PROBLEM DETAILS: Copy every one of the items below word for word, and omit the pictures from your copy.

LISTING:
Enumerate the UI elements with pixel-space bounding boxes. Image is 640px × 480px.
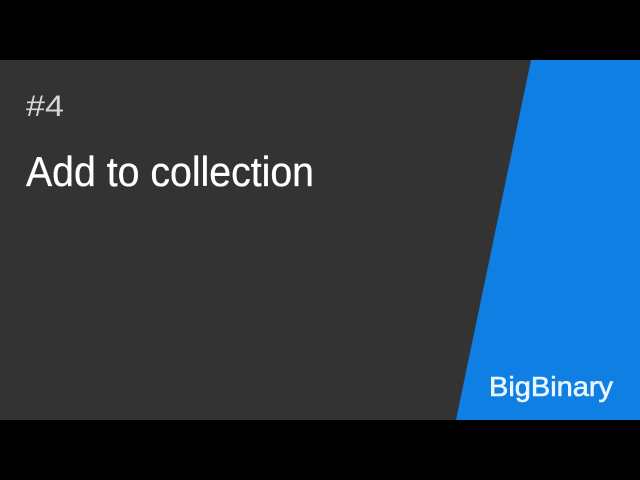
episode number: #4 bbox=[26, 90, 64, 123]
panel: dark background bbox=[0, 60, 640, 420]
brand logo text: BigBinary bbox=[489, 371, 613, 402]
title: Add to collection bbox=[26, 148, 314, 195]
panel: blue slanted area bbox=[456, 60, 640, 420]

THE RESPONSE:
Enumerate the UI elements with pixel-space bounding boxes. Image is 640px × 480px.
episode number: #4 bbox=[26, 90, 64, 123]
panel: dark background bbox=[0, 60, 640, 420]
brand logo text: BigBinary bbox=[489, 371, 613, 402]
title: Add to collection bbox=[26, 148, 314, 195]
panel: blue slanted area bbox=[456, 60, 640, 420]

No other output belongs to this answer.